> **REQUIRED TASK**
In the data below, locate each line with the word "较其他发明专利高" and list it.

— Begin INPUT DATA —

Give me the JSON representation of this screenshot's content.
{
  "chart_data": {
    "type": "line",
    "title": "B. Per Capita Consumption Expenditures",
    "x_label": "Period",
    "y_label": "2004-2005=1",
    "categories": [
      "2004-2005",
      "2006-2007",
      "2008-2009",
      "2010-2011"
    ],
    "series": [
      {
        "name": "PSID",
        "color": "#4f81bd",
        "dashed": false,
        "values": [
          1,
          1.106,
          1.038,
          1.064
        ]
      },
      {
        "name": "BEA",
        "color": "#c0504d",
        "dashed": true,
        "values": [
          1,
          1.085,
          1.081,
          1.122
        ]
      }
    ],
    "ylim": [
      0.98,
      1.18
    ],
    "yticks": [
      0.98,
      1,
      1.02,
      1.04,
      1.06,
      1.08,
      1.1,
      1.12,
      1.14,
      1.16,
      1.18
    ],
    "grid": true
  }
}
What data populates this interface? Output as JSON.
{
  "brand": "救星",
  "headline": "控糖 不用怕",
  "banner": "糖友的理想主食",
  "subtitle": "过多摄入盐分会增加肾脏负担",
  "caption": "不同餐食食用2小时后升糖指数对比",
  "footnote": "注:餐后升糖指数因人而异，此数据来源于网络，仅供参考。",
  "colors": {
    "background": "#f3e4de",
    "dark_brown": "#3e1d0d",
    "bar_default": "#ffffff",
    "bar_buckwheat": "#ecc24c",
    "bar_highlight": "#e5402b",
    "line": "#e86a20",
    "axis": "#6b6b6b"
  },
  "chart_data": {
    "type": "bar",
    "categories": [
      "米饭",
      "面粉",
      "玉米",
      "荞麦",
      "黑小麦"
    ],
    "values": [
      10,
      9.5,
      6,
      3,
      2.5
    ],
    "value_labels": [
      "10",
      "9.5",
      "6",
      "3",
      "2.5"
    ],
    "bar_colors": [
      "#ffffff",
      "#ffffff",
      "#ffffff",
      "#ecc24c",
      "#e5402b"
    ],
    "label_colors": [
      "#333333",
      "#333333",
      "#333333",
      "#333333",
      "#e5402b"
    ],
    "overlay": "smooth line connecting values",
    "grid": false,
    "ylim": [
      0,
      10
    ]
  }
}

— End INPUT DATA —
— Begin INPUT DATA —

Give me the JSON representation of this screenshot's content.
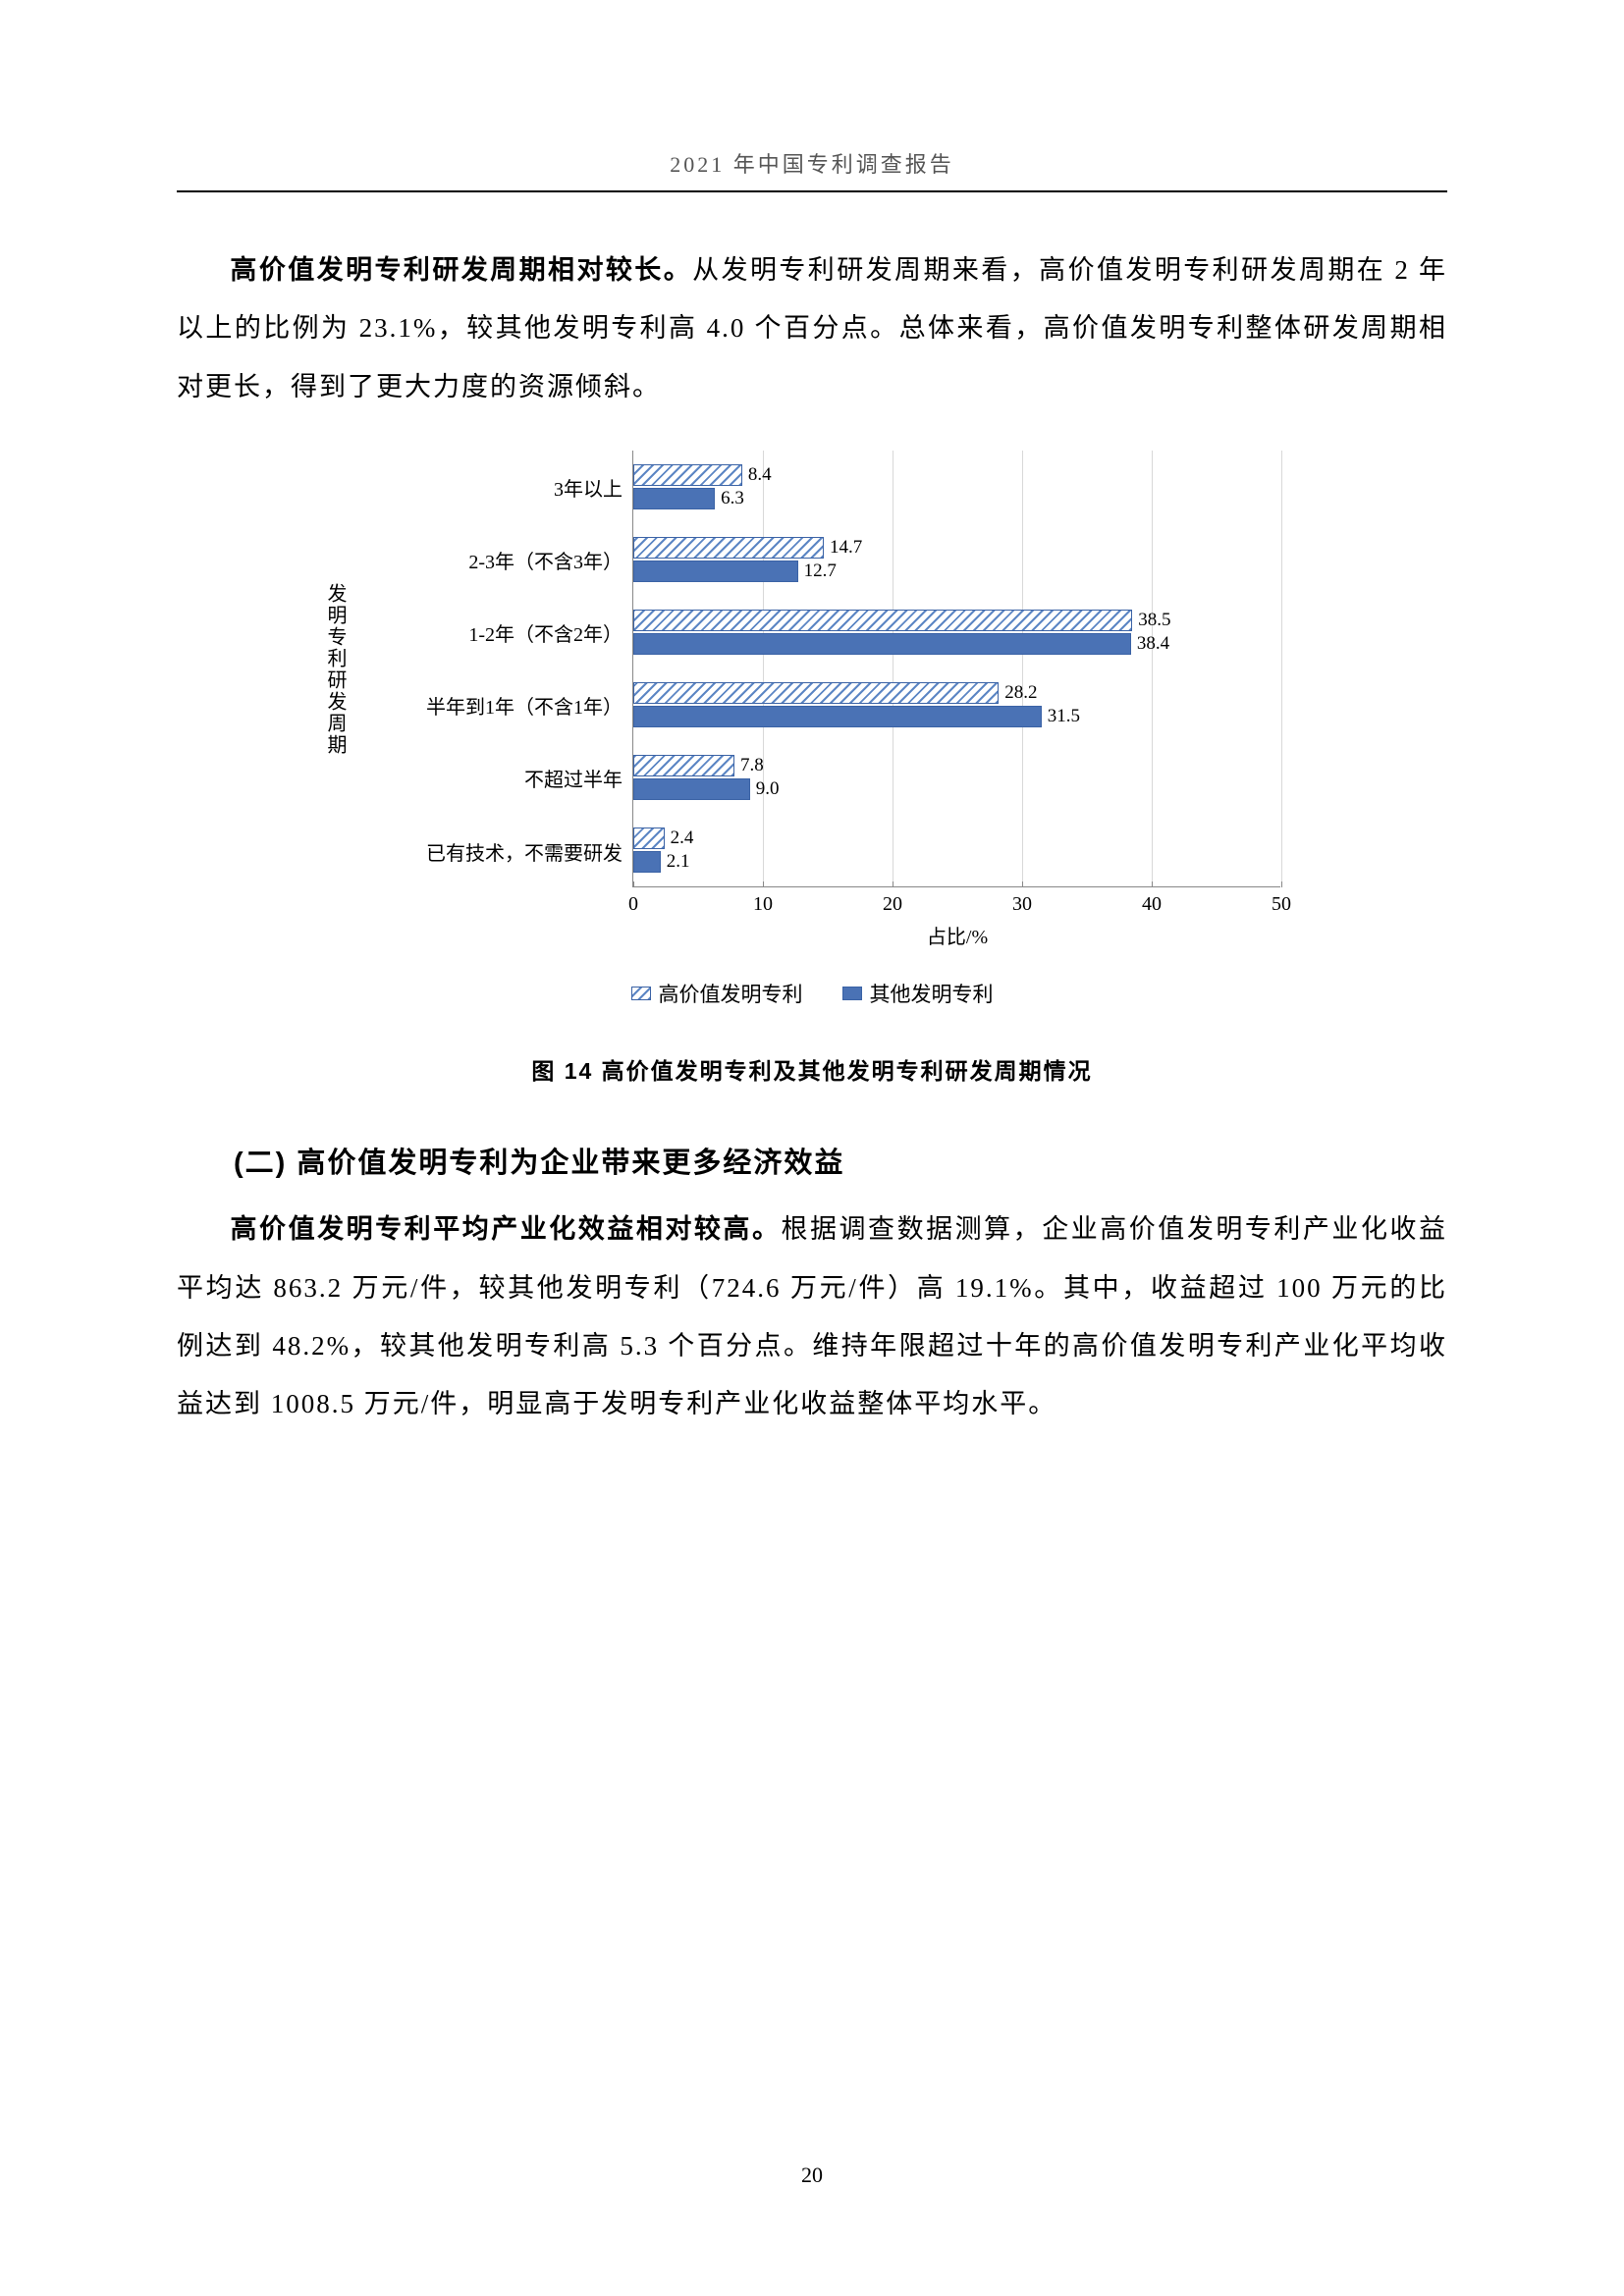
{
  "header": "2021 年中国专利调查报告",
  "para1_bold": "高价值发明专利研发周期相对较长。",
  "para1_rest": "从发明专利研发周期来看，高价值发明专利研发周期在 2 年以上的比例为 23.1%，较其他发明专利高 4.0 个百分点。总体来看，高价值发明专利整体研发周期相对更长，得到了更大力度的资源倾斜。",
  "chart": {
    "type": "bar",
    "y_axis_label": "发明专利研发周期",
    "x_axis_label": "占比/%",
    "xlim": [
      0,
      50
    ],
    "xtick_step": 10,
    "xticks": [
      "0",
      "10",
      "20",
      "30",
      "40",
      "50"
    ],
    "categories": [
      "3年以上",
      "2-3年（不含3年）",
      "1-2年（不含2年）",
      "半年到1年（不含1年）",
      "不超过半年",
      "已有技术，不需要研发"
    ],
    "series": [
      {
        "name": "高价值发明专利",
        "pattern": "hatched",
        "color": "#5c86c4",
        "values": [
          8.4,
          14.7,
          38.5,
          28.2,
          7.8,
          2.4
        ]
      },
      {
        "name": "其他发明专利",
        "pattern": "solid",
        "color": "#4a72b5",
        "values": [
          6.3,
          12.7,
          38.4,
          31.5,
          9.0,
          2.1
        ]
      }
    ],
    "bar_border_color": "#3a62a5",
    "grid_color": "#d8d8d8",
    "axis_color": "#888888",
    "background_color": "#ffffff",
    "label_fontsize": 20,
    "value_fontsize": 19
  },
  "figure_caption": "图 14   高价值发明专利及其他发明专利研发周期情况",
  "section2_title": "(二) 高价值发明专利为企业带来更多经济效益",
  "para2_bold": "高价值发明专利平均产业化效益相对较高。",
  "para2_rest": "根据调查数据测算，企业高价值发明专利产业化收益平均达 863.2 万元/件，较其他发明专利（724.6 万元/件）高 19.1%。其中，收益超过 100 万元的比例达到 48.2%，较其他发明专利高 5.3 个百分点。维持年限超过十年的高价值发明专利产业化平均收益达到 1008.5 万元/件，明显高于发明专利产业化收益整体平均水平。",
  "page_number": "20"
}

— End INPUT DATA —

> **EXERCISE OUTPUT**
  "para1_rest": "从发明专利研发周期来看，高价值发明专利研发周期在 2 年以上的比例为 23.1%，较其他发明专利高 4.0 个百分点。总体来看，高价值发明专利整体研发周期相对更长，得到了更大力度的资源倾斜。",
  "para2_rest": "根据调查数据测算，企业高价值发明专利产业化收益平均达 863.2 万元/件，较其他发明专利（724.6 万元/件）高 19.1%。其中，收益超过 100 万元的比例达到 48.2%，较其他发明专利高 5.3 个百分点。维持年限超过十年的高价值发明专利产业化平均收益达到 1008.5 万元/件，明显高于发明专利产业化收益整体平均水平。",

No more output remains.